Identify the lines that contain the word "reinforces" and copy each one.

[start of GIVEN DATA]

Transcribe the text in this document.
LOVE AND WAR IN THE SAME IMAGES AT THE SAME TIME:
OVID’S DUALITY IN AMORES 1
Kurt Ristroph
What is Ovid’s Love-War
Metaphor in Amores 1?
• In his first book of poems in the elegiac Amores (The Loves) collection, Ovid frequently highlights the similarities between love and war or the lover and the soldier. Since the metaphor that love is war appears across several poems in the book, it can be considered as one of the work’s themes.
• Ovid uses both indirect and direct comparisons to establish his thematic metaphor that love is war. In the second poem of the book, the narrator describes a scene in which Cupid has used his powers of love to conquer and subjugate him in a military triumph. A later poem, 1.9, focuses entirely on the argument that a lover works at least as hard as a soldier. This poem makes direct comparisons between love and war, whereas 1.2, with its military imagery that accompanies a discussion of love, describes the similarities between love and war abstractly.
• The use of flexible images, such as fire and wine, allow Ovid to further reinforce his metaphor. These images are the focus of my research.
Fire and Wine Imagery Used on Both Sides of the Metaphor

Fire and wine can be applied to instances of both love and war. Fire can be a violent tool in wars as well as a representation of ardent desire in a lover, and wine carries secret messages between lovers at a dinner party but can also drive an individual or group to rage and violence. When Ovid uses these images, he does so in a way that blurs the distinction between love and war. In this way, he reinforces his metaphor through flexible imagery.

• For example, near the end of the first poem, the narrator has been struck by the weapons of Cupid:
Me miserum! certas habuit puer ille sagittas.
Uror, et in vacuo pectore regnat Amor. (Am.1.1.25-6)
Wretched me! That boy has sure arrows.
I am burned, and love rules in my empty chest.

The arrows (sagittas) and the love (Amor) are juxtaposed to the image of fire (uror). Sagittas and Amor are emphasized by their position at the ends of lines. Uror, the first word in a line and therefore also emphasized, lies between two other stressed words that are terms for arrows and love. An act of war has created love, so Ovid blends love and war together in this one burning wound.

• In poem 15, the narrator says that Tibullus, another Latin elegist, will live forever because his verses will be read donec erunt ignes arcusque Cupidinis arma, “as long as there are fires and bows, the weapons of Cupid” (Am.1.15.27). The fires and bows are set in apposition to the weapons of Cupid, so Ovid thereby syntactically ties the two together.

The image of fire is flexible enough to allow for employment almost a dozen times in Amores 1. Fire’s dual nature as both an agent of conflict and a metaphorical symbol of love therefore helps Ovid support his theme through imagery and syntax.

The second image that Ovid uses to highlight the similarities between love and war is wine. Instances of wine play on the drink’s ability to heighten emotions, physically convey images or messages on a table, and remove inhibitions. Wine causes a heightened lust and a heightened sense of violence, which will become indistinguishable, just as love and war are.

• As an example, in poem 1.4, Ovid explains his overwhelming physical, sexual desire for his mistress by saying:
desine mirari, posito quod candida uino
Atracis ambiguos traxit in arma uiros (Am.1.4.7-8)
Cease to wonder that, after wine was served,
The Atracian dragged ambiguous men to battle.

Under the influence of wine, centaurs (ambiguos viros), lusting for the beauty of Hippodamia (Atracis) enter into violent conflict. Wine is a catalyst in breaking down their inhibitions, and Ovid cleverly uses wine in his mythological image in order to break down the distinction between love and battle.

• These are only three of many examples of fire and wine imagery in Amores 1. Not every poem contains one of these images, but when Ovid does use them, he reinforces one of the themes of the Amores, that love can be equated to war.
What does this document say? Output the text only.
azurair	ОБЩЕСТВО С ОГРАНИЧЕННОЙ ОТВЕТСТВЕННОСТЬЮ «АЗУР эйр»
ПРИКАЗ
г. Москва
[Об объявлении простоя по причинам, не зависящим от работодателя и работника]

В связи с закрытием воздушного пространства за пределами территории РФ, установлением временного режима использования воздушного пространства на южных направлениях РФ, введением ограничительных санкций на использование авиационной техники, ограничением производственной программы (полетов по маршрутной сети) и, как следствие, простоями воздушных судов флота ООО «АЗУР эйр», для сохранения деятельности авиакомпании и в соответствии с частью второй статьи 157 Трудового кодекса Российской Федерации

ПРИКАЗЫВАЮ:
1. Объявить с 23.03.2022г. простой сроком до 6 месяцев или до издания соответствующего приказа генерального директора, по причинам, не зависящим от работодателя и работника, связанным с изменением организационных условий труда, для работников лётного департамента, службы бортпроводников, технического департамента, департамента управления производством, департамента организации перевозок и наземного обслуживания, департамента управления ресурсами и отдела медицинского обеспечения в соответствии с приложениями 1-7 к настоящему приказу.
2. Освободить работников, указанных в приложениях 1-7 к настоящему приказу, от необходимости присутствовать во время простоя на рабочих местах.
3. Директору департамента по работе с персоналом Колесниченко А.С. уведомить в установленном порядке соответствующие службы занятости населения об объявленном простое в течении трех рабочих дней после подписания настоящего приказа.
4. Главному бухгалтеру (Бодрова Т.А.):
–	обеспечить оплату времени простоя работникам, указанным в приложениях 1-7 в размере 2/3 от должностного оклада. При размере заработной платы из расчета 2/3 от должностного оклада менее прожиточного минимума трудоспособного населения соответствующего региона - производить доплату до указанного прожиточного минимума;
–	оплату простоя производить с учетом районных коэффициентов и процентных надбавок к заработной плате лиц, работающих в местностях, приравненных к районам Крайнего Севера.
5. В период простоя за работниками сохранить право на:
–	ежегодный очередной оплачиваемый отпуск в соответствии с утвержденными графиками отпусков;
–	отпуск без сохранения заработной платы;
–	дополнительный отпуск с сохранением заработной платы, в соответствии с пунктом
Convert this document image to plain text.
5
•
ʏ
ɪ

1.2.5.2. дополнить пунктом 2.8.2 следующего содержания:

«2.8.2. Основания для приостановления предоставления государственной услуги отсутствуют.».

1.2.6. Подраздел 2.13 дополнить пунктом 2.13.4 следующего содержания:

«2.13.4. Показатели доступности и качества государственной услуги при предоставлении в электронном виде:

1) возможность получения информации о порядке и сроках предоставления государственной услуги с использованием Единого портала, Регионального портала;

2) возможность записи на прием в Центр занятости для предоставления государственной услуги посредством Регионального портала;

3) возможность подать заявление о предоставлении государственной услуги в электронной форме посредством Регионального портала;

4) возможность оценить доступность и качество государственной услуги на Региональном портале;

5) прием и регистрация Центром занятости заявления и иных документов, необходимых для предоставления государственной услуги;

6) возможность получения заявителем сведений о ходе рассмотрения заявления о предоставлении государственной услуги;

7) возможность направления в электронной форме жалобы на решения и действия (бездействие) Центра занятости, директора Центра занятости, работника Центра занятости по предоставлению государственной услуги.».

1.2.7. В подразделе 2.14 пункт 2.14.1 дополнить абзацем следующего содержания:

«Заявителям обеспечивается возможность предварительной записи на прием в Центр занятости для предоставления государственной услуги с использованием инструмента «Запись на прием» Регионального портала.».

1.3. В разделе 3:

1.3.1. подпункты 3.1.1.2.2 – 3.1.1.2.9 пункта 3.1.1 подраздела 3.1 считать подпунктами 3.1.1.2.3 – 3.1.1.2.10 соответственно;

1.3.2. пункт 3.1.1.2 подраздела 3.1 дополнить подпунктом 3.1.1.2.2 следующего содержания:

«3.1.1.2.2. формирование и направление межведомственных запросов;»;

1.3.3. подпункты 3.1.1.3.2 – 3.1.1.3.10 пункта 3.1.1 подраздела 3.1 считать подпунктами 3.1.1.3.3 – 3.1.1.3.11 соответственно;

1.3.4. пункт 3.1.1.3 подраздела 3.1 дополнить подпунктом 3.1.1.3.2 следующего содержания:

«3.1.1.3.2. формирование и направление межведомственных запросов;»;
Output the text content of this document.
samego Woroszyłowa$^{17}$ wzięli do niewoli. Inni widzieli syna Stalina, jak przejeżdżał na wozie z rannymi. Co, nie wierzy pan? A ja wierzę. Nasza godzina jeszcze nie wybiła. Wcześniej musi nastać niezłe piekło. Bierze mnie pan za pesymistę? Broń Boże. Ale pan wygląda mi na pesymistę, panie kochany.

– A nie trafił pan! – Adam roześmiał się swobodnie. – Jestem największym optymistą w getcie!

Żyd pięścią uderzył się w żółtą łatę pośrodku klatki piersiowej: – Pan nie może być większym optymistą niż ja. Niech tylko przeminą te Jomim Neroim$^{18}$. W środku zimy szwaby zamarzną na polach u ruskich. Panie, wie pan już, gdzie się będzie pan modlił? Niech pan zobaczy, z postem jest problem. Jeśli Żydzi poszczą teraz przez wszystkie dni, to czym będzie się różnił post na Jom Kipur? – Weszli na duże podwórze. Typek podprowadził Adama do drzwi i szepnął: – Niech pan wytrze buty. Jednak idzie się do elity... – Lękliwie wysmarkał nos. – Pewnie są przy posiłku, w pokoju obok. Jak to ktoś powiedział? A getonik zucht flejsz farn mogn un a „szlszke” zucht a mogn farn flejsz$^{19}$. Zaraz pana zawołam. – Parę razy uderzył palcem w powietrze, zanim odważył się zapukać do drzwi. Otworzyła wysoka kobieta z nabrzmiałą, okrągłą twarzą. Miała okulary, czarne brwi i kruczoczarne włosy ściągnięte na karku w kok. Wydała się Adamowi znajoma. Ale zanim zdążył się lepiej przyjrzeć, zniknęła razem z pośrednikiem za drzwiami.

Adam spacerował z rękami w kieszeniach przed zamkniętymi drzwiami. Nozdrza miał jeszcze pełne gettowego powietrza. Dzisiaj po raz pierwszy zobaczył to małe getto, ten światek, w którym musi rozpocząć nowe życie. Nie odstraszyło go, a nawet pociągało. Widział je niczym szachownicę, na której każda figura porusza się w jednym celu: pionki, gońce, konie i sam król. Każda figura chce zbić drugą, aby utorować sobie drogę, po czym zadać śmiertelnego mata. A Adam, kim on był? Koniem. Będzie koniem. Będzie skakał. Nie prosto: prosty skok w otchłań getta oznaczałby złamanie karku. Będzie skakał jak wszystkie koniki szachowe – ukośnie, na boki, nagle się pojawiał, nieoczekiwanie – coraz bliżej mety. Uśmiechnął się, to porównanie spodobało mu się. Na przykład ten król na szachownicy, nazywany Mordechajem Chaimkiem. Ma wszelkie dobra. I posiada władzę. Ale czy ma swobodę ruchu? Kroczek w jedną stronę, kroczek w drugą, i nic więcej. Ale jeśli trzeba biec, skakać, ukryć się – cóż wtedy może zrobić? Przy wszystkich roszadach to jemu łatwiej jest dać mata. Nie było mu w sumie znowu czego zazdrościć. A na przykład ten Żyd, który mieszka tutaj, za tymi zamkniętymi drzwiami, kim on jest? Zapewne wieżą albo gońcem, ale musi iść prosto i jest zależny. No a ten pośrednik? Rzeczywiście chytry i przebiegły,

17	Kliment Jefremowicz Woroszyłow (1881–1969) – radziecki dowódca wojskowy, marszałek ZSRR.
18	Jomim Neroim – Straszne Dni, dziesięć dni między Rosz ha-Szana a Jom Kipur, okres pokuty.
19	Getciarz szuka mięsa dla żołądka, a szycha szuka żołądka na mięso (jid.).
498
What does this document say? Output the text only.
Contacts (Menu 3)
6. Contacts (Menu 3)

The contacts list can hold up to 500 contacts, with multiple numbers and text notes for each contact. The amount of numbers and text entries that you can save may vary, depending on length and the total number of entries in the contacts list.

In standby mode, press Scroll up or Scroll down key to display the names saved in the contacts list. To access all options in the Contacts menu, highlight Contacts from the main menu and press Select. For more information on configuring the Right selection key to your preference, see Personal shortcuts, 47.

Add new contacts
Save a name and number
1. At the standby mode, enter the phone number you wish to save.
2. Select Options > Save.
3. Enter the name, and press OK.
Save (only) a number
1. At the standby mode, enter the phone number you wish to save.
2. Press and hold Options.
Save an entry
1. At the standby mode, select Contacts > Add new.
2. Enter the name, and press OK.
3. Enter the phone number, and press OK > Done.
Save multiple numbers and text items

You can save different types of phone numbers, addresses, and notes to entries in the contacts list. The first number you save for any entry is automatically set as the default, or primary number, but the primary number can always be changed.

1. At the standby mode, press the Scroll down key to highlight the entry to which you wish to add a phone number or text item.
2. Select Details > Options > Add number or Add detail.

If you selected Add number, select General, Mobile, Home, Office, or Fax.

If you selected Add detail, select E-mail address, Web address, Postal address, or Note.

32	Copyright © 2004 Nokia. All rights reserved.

[end of GIVEN DATA]

SOLUTION:
Fire and wine can be applied to instances of both love and war. Fire can be a violent tool in wars as well as a representation of ardent desire in a lover, and wine carries secret messages between lovers at a dinner party but can also drive an individual or group to rage and violence. When Ovid uses these images, he does so in a way that blurs the distinction between love and war. In this way, he reinforces his metaphor through flexible imagery.
• These are only three of many examples of fire and wine imagery in Amores 1. Not every poem contains one of these images, but when Ovid does use them, he reinforces one of the themes of the Amores, that love can be equated to war.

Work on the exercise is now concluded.